* [WHAT NEEDS TO BE DONE] Can you print, word for word, the lines of the records from the one containing "Patent image size: (867, 478)." up to and including the one containing "The cover member 9 is at (608, 300)."?

* [MATERIAL FOR THE TASK]
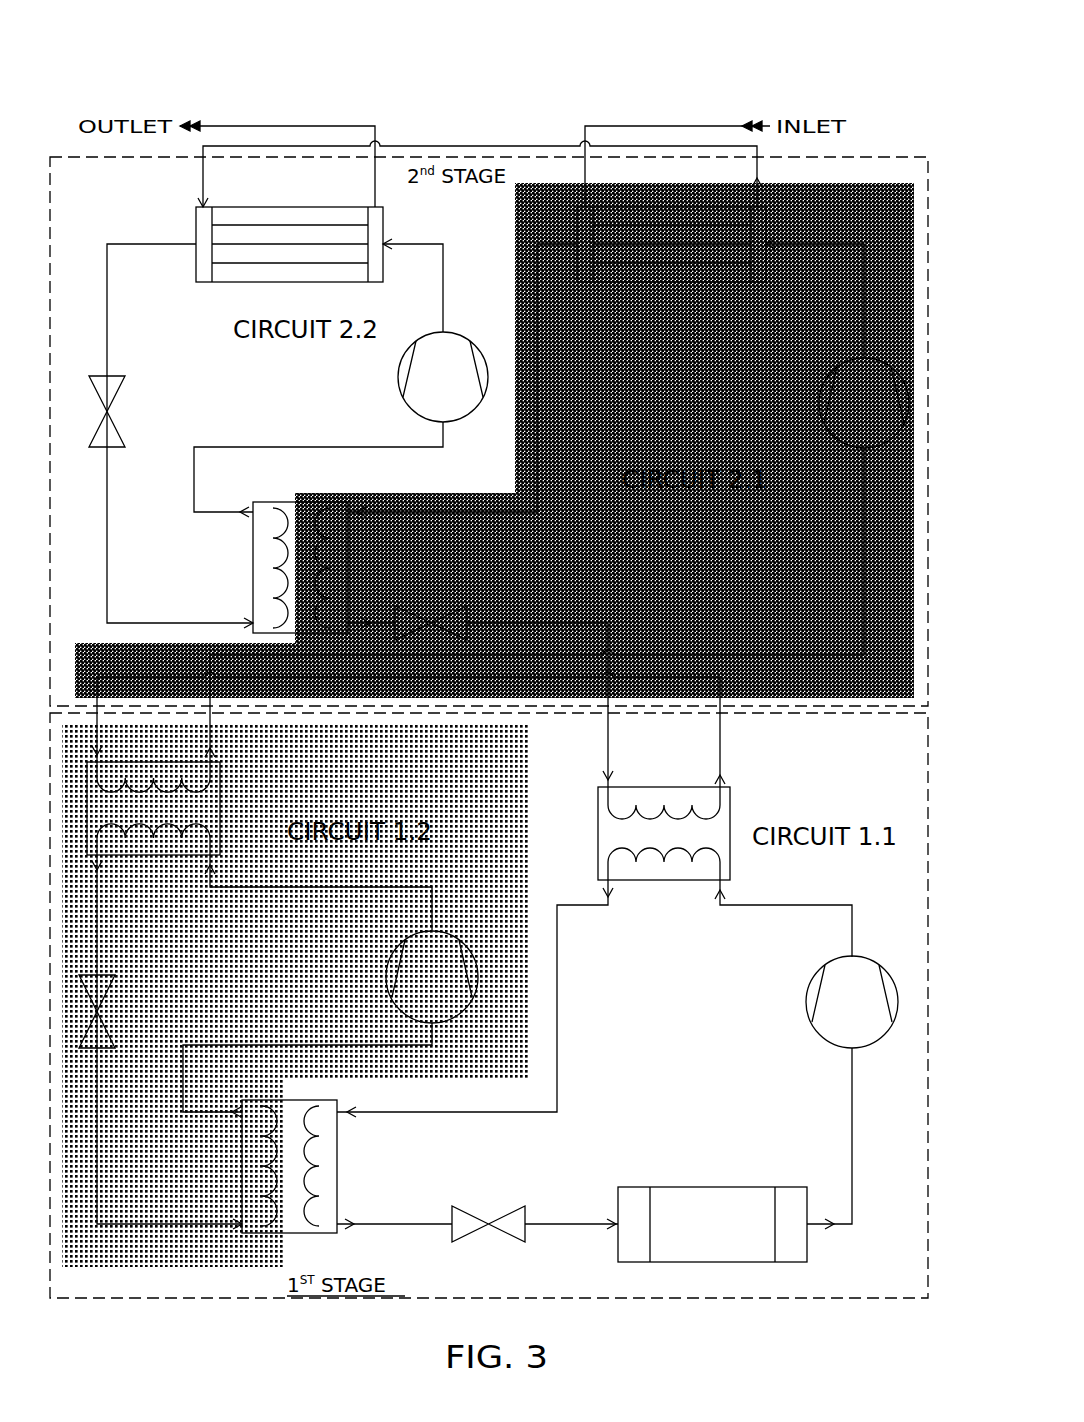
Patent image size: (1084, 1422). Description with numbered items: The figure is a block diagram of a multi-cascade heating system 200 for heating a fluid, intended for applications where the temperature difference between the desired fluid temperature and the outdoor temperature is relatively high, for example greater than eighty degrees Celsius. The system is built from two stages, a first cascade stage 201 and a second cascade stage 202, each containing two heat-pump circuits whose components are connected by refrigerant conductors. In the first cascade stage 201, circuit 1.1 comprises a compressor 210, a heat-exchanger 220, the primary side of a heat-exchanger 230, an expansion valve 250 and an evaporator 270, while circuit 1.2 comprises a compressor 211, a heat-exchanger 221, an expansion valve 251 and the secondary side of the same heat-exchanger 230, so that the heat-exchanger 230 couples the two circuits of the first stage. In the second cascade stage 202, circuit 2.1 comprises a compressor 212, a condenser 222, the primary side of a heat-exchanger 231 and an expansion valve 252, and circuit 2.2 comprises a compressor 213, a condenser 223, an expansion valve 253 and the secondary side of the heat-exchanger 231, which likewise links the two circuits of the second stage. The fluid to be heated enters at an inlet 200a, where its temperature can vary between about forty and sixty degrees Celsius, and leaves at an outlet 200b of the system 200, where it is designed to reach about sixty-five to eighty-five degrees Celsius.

The multi-cascade heating system 200 is at (856, 65).
The inlet 200a is at (667, 122).
The outlet 200b is at (233, 122).
The first cascade stage 201 is at (307, 1298).
The second cascade stage 202 is at (443, 156).
The compressor 210 is at (807, 1008).
The compressor 211 is at (388, 985).
The compressor 212 is at (821, 415).
The compressor 213 is at (400, 410).
The heat-exchanger 220 is at (633, 881).
The heat-exchanger 221 is at (158, 856).
The condenser 222 is at (652, 283).
The condenser 223 is at (245, 283).
The heat-exchanger 230 is at (242, 1180).
The heat-exchanger 231 is at (350, 548).
The expansion valve 250 is at (486, 1222).
The expansion valve 251 is at (97, 1012).
The expansion valve 252 is at (470, 620).
The expansion valve 253 is at (107, 412).
The evaporator 270 is at (687, 1187).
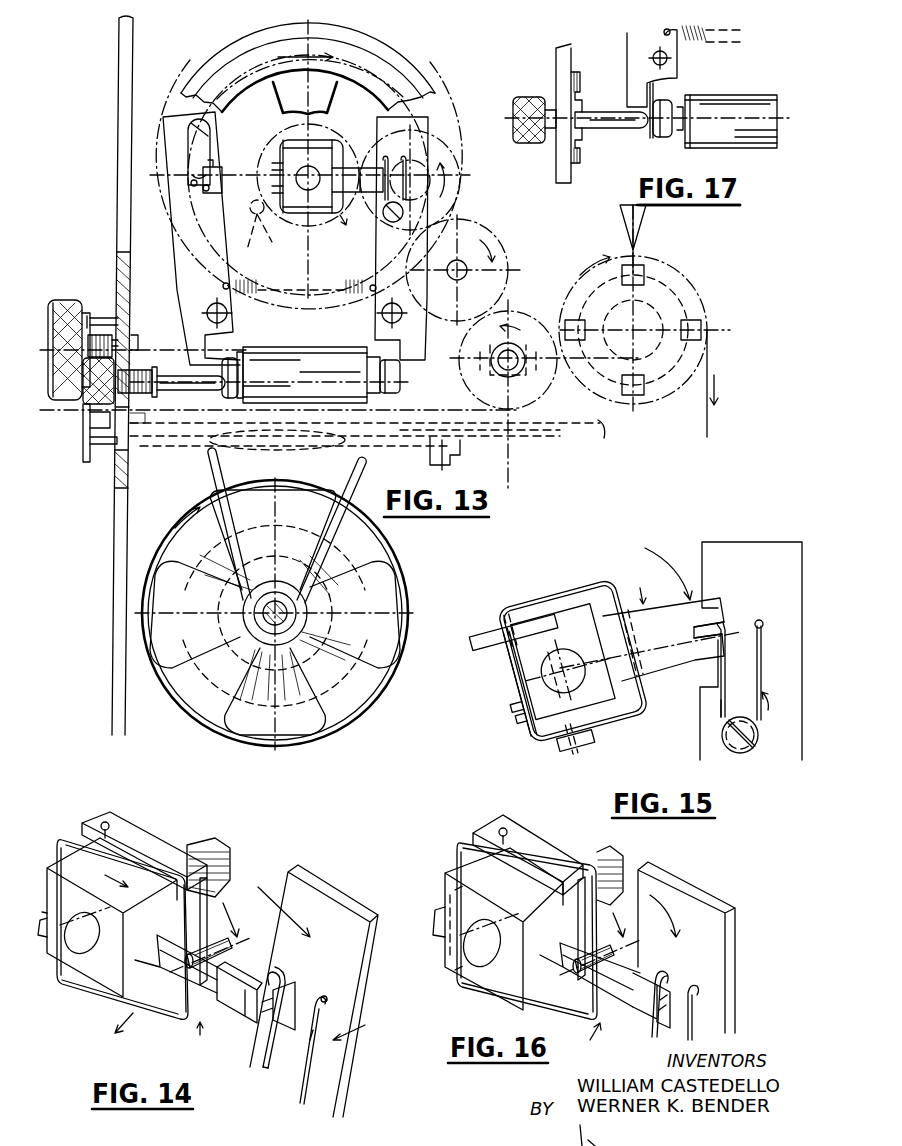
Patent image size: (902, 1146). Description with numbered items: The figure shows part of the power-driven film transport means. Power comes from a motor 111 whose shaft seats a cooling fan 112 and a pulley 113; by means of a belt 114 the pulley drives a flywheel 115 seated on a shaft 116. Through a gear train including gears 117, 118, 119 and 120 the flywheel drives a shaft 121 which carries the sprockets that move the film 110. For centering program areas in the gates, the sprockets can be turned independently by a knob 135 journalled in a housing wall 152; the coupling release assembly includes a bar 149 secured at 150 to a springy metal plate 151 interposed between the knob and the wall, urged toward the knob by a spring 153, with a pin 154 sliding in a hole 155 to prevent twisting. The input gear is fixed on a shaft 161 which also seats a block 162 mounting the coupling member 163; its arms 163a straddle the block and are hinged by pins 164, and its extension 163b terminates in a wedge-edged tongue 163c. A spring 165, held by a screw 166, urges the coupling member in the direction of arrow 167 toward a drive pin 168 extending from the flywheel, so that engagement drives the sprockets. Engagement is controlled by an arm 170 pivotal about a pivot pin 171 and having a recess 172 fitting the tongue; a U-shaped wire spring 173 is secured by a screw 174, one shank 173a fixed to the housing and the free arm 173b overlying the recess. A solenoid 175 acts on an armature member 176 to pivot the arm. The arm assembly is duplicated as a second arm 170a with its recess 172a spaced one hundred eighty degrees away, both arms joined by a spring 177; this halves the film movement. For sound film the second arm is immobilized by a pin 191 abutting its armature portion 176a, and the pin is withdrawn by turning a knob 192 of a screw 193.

In FIG. 13, the film 110 is at (708, 341).
In FIG. 13, the motor 111 is at (358, 695).
In FIG. 13, the cooling fan 112 is at (393, 596).
In FIG. 13, the pulley 113 is at (252, 622).
In FIG. 13, the belt 114 is at (212, 470).
In FIG. 13, the flywheel 115 is at (385, 70).
In FIG. 13, the shaft 116 is at (300, 606).
In FIG. 13, the gear 117 is at (275, 140).
In FIG. 13, the gear 118 is at (436, 136).
In FIG. 13, the gear 119 is at (490, 235).
In FIG. 13, the gear 120 is at (515, 312).
In FIG. 13, the shaft 121 is at (522, 370).
In FIG. 13, the knob 135 is at (68, 300).
In FIG. 13, the bar 149 is at (105, 448).
In FIG. 13, the securing point 150 is at (90, 445).
In FIG. 13, the metal plate 151 is at (82, 432).
In FIG. 13, the housing wall 152 is at (118, 145).
In FIG. 17, the housing wall 152 is at (563, 72).
In FIG. 13, the spring 153 is at (97, 335).
In FIG. 13, the pin 154 is at (130, 316).
In FIG. 13, the hole 155 is at (136, 325).
In FIG. 13, the shaft 161 is at (312, 166).
In FIG. 15, the shaft 161 is at (545, 680).
In FIG. 14, the shaft 161 is at (215, 840).
In FIG. 16, the shaft 161 is at (470, 968).
In FIG. 13, the block 162 is at (307, 162).
In FIG. 15, the block 162 is at (578, 620).
In FIG. 14, the block 162 is at (107, 983).
In FIG. 16, the block 162 is at (470, 875).
In FIG. 13, the coupling member 163 is at (340, 225).
In FIG. 15, the coupling member 163 is at (650, 614).
In FIG. 14, the coupling member 163 is at (187, 985).
In FIG. 16, the coupling member 163 is at (590, 985).
In FIG. 15, the arms 163a is at (530, 610).
In FIG. 14, the arms 163a is at (135, 835).
In FIG. 16, the arms 163a is at (548, 850).
In FIG. 15, the arm extension 163b is at (668, 665).
In FIG. 14, the arm extension 163b is at (200, 1007).
In FIG. 16, the arm extension 163b is at (633, 1005).
In FIG. 15, the tongue 163c is at (707, 618).
In FIG. 14, the tongue 163c is at (245, 1012).
In FIG. 16, the tongue 163c is at (672, 990).
In FIG. 15, the pins 164 is at (530, 740).
In FIG. 14, the pins 164 is at (110, 822).
In FIG. 16, the pins 164 is at (508, 830).
In FIG. 15, the spring 165 is at (612, 722).
In FIG. 14, the spring 165 is at (57, 845).
In FIG. 16, the spring 165 is at (460, 842).
In FIG. 15, the screw 166 is at (500, 680).
In FIG. 14, the screw 166 is at (42, 938).
In FIG. 16, the screw 166 is at (433, 920).
In FIG. 14, the arrow 167 is at (105, 875).
In FIG. 13, the drive pin 168 is at (258, 215).
In FIG. 14, the drive pin 168 is at (232, 952).
In FIG. 16, the drive pin 168 is at (575, 960).
In FIG. 13, the arm 170 is at (430, 115).
In FIG. 15, the arm 170 is at (725, 555).
In FIG. 14, the arm 170 is at (315, 898).
In FIG. 16, the arm 170 is at (698, 905).
In FIG. 13, the second arm 170a is at (178, 118).
In FIG. 17, the second arm 170a is at (630, 60).
In FIG. 13, the pivot pin 171 is at (382, 313).
In FIG. 15, the recess 172 is at (728, 640).
In FIG. 14, the recess 172 is at (288, 1003).
In FIG. 16, the recess 172 is at (655, 1030).
In FIG. 13, the recess 172a is at (212, 176).
In FIG. 15, the wire spring 173 is at (779, 683).
In FIG. 14, the wire spring 173 is at (351, 1050).
In FIG. 15, the spring shank 173a is at (762, 660).
In FIG. 14, the spring shank 173a is at (312, 1044).
In FIG. 16, the spring shank 173a is at (700, 1010).
In FIG. 15, the free arm 173b is at (721, 712).
In FIG. 14, the free arm 173b is at (272, 1070).
In FIG. 13, the screw 174 is at (393, 212).
In FIG. 15, the screw 174 is at (752, 745).
In FIG. 13, the solenoid 175 is at (255, 352).
In FIG. 17, the solenoid 175 is at (722, 100).
In FIG. 13, the armature member 176 is at (400, 378).
In FIG. 13, the armature portion 176a is at (228, 398).
In FIG. 17, the armature portion 176a is at (657, 137).
In FIG. 13, the spring 177 is at (270, 292).
In FIG. 17, the spring 177 is at (704, 40).
In FIG. 13, the pin 191 is at (174, 390).
In FIG. 17, the pin 191 is at (617, 128).
In FIG. 13, the knob 192 is at (83, 402).
In FIG. 17, the knob 192 is at (524, 142).
In FIG. 13, the screw 193 is at (150, 370).
In FIG. 17, the screw 193 is at (555, 130).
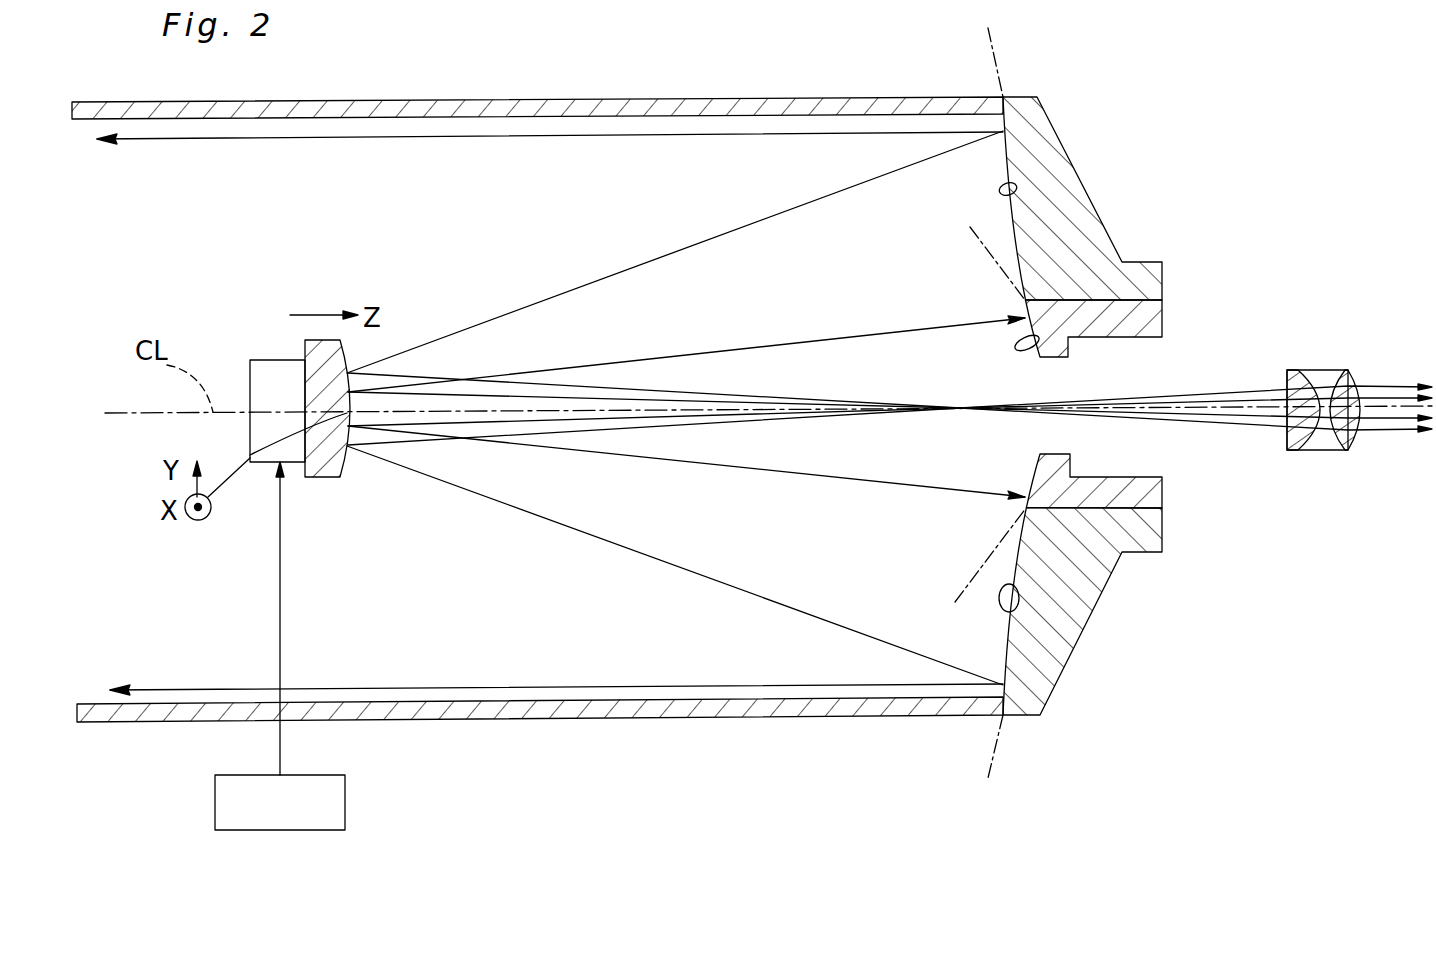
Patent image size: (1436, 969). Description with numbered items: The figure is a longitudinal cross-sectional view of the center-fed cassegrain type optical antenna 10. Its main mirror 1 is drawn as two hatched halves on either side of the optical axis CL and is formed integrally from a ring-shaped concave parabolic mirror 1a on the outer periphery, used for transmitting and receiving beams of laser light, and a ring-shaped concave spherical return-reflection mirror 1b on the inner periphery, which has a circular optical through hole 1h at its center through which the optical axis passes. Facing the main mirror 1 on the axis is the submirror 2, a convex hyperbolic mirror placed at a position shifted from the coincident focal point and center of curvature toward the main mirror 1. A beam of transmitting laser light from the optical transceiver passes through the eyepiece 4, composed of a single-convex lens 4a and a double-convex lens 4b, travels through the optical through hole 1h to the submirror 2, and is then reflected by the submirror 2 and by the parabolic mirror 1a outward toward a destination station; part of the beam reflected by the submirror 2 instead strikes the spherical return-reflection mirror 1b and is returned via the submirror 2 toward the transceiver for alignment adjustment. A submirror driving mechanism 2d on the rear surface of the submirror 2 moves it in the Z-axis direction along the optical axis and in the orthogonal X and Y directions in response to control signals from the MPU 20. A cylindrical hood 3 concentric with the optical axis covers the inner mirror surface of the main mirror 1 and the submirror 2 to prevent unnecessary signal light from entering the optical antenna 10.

The main mirror 1 is at (1171, 403).
The parabolic mirror 1a is at (1017, 193).
The spherical return-reflection mirror 1b is at (1087, 298).
The optical through hole 1h is at (1058, 357).
The submirror 2 is at (347, 460).
The submirror driving mechanism 2d is at (260, 360).
The hood 3 is at (565, 100).
The eyepiece 4 is at (1320, 358).
The single-convex lens 4a is at (1297, 372).
The double-convex lens 4b is at (1346, 372).
The optical antenna 10 is at (734, 48).
The MPU 20 is at (348, 806).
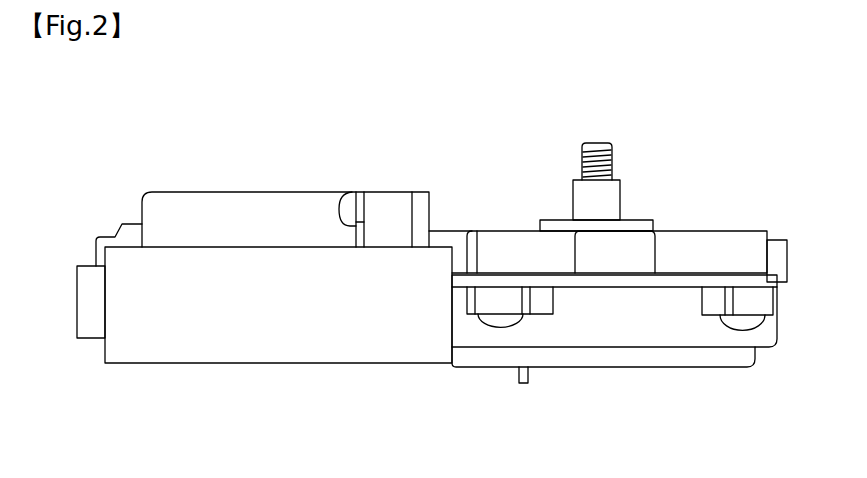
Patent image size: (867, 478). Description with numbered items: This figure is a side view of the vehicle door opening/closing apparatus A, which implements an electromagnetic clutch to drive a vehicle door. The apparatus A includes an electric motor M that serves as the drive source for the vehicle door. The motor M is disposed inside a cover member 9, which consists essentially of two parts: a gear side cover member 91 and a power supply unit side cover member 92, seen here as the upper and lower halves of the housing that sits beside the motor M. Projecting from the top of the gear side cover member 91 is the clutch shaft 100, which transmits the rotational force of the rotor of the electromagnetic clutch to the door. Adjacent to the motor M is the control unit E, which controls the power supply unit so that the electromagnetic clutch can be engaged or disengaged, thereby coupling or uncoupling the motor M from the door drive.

The vehicle door opening/closing apparatus A is at (462, 140).
The electric motor M is at (258, 192).
The control unit E is at (225, 362).
The cover member 9 is at (608, 300).
The gear side cover member 91 is at (702, 237).
The power supply unit side cover member 92 is at (673, 358).
The clutch shaft 100 is at (578, 188).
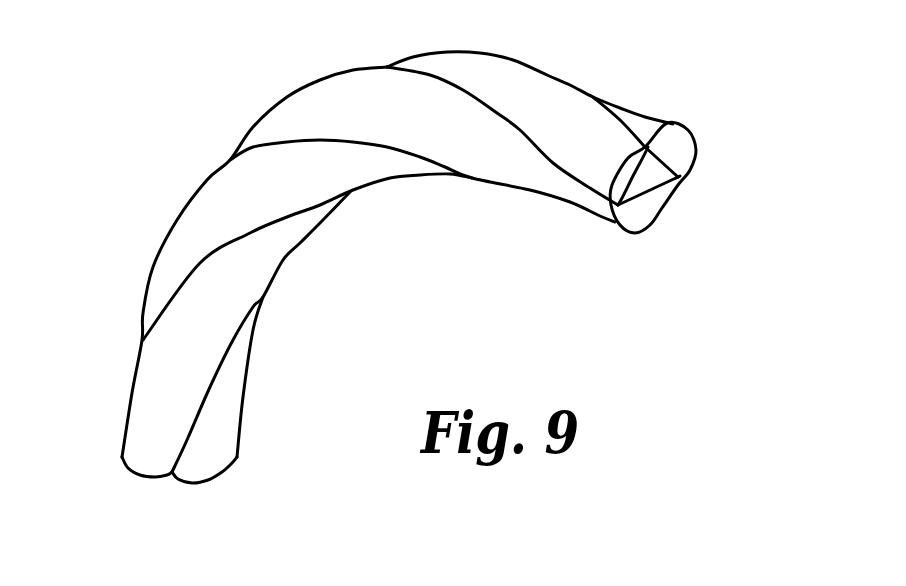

* [COMPLETE ANSWER]
Patent image size: (867, 478). Description with numbered items: This figure is a side view of the vehicle door opening/closing apparatus A, which implements an electromagnetic clutch to drive a vehicle door. The apparatus A includes an electric motor M that serves as the drive source for the vehicle door. The motor M is disposed inside a cover member 9, which consists essentially of two parts: a gear side cover member 91 and a power supply unit side cover member 92, seen here as the upper and lower halves of the housing that sits beside the motor M. Projecting from the top of the gear side cover member 91 is the clutch shaft 100, which transmits the rotational force of the rotor of the electromagnetic clutch to the door. Adjacent to the motor M is the control unit E, which controls the power supply unit so that the electromagnetic clutch can be engaged or disengaged, thereby coupling or uncoupling the motor M from the door drive.

The vehicle door opening/closing apparatus A is at (462, 140).
The electric motor M is at (258, 192).
The control unit E is at (225, 362).
The cover member 9 is at (608, 300).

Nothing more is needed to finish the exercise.